* _WHAT TO PRODUCE_: Return the lines below that carry the word "nella".

[Dataset records]
^^^^^^^^

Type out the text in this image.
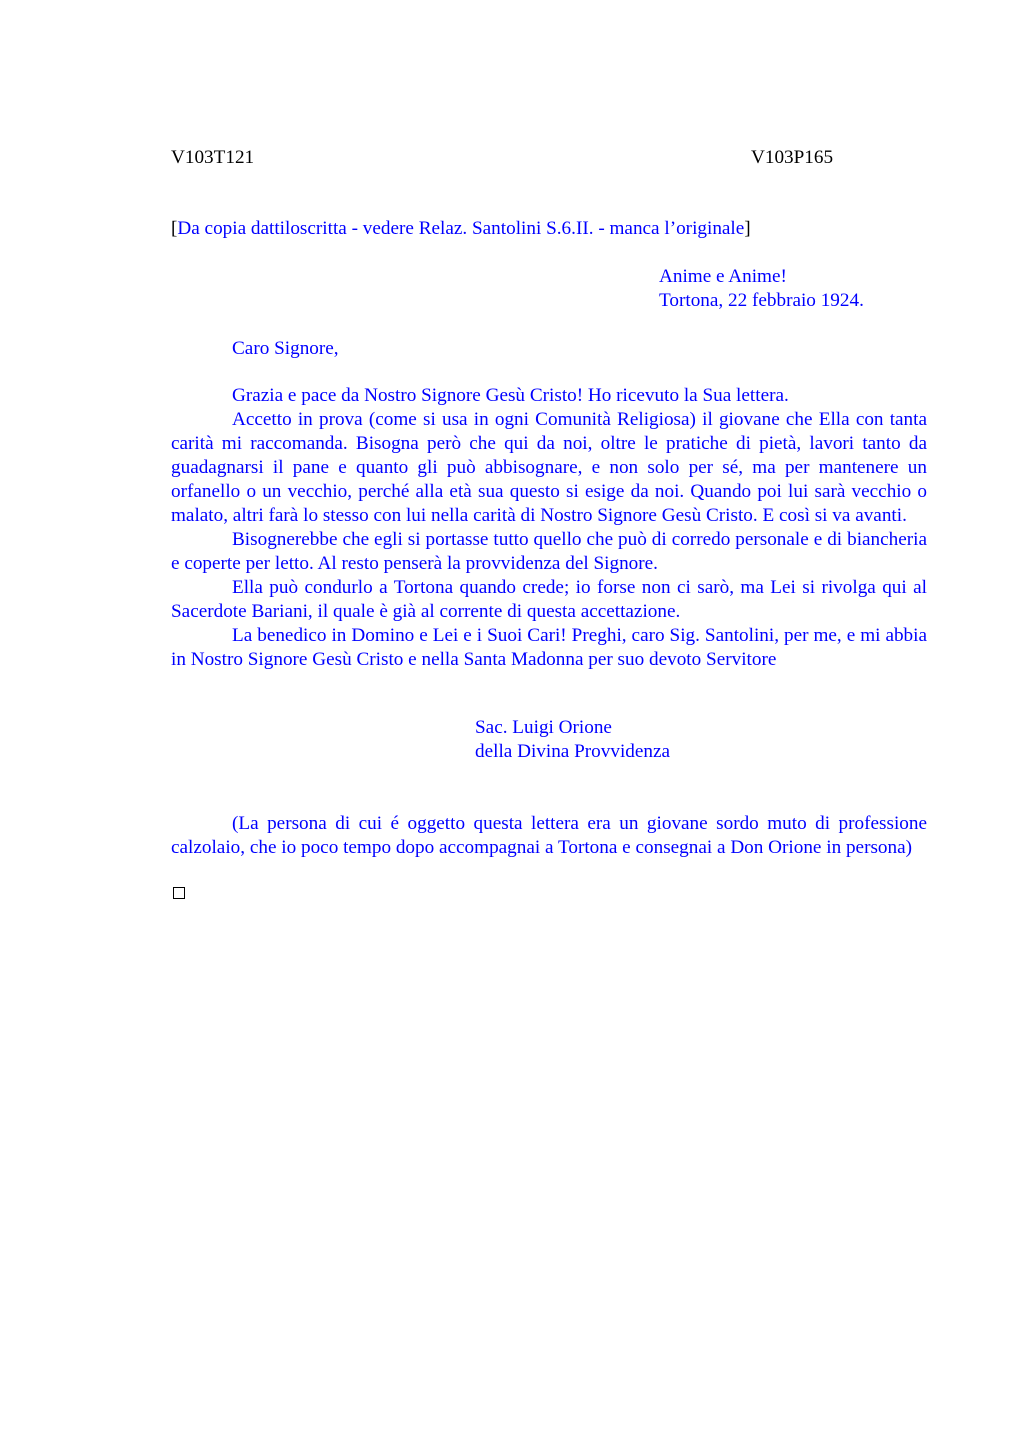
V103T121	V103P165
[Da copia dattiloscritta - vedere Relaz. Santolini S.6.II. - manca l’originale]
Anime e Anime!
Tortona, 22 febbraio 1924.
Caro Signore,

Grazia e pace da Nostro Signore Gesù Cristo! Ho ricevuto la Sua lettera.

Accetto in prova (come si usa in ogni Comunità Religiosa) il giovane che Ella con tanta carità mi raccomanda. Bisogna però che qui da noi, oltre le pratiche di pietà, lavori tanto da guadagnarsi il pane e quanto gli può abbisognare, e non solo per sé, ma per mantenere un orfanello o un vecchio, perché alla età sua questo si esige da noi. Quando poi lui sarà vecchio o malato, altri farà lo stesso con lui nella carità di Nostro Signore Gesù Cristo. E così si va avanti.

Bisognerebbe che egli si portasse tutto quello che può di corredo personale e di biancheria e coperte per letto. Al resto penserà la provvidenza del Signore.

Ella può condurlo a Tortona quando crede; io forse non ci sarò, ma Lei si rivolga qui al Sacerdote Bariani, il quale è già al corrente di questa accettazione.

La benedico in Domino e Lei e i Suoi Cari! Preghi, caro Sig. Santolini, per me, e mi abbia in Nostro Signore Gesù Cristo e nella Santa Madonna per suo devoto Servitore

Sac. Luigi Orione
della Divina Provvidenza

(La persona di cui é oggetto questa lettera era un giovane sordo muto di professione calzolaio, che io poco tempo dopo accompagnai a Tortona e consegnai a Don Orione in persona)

^^^^^^^^

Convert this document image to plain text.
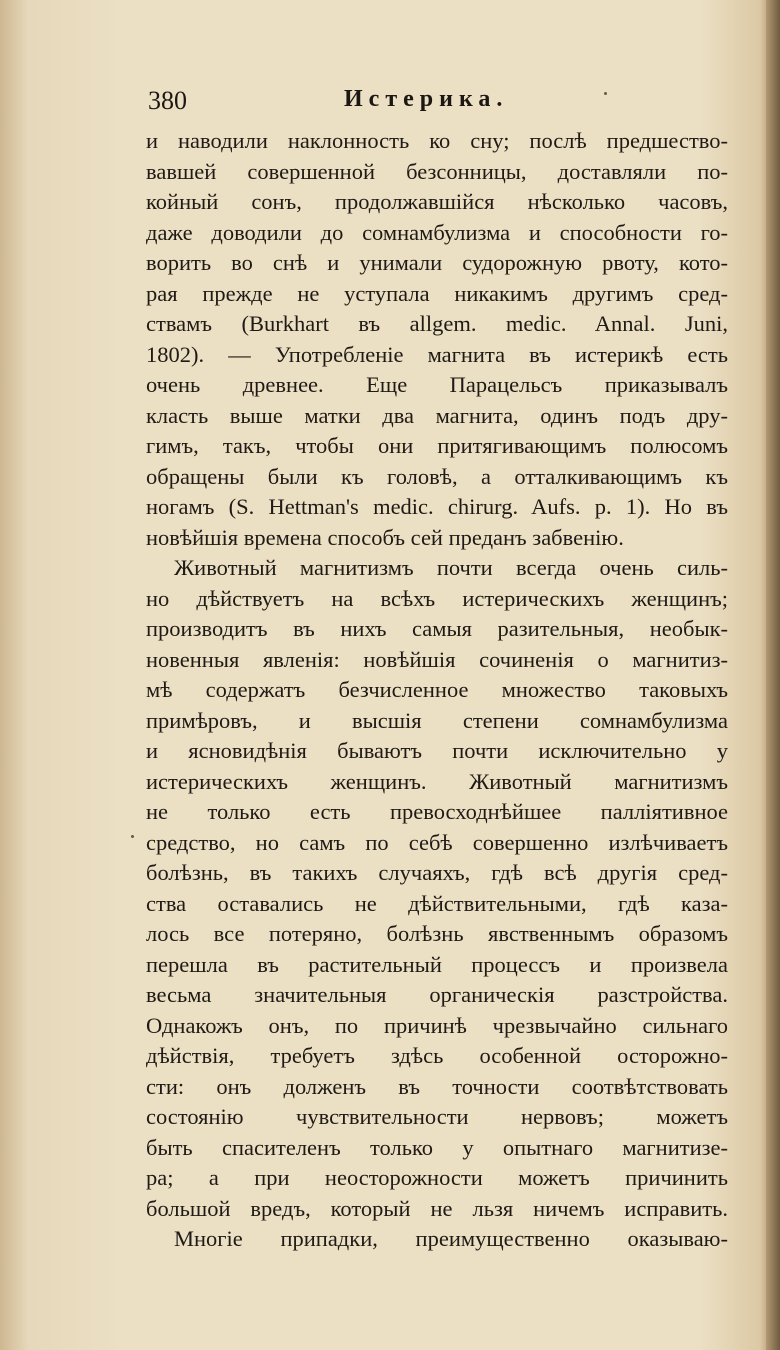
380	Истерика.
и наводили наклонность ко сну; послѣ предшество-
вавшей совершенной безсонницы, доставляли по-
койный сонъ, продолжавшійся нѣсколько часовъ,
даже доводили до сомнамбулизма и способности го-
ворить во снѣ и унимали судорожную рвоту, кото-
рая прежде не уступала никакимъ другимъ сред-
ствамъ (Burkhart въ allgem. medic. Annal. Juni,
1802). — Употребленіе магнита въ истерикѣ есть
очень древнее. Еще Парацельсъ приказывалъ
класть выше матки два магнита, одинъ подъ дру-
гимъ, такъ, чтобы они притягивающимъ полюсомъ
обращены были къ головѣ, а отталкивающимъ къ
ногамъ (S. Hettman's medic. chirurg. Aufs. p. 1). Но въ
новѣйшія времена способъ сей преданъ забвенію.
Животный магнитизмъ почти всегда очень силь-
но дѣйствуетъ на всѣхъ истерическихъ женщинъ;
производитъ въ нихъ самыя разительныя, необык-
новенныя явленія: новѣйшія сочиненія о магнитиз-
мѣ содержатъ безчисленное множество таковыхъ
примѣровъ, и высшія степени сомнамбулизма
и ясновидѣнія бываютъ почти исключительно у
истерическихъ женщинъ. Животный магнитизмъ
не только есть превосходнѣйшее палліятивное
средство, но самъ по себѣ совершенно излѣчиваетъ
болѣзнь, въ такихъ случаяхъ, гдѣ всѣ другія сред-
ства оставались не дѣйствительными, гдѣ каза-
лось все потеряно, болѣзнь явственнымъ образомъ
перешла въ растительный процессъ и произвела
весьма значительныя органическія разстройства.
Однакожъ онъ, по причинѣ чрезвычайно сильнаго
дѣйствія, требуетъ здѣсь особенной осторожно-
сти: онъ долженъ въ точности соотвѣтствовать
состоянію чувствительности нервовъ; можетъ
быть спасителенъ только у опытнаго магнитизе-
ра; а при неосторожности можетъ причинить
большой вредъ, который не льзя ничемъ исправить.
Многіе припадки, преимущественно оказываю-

^^^^^^^^

* _ANSWER IN FULL_:
Accetto in prova (come si usa in ogni Comunità Religiosa) il giovane che Ella con tanta carità mi raccomanda. Bisogna però che qui da noi, oltre le pratiche di pietà, lavori tanto da guadagnarsi il pane e quanto gli può abbisognare, e non solo per sé, ma per mantenere un orfanello o un vecchio, perché alla età sua questo si esige da noi. Quando poi lui sarà vecchio o malato, altri farà lo stesso con lui nella carità di Nostro Signore Gesù Cristo. E così si va avanti.
La benedico in Domino e Lei e i Suoi Cari! Preghi, caro Sig. Santolini, per me, e mi abbia in Nostro Signore Gesù Cristo e nella Santa Madonna per suo devoto Servitore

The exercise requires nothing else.